TASK STATEMENT
Scan the data beneath this task and copy each line that includes "酒精违规".

(Records excerpted from a collection)
/---
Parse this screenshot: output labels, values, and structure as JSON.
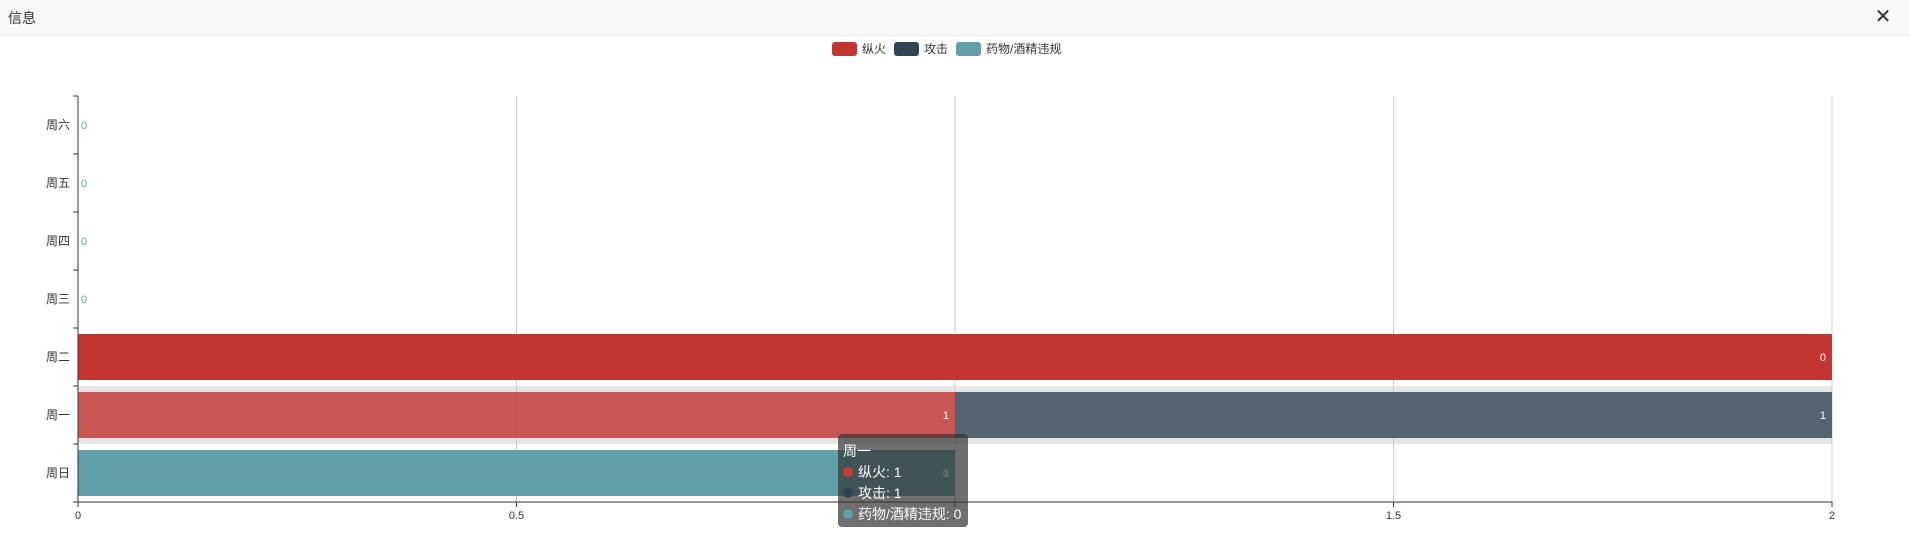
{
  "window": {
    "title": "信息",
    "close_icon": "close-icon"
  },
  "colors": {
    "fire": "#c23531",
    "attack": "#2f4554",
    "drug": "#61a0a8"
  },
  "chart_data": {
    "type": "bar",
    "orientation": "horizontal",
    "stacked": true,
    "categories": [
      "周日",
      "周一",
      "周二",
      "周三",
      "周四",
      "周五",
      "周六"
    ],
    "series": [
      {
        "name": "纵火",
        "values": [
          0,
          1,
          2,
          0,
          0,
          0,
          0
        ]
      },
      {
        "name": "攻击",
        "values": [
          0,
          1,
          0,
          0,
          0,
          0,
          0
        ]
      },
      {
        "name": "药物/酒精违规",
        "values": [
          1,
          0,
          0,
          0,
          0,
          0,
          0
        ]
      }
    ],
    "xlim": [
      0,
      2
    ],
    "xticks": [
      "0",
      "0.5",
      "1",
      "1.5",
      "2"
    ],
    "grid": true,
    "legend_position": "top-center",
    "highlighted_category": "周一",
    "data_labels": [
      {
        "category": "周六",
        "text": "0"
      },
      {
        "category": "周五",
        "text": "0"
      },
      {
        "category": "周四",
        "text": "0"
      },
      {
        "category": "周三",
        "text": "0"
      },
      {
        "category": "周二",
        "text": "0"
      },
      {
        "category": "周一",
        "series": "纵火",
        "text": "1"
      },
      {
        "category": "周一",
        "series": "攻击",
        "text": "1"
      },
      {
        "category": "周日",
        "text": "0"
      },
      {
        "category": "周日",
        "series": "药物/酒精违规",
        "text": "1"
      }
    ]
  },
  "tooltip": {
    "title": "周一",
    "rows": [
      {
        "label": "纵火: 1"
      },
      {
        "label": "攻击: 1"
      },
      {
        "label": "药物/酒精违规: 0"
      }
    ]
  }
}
\---
RESULT FOR THIS TASK
        "name": "药物/酒精违规",
        "series": "药物/酒精违规",
        "label": "药物/酒精违规: 0"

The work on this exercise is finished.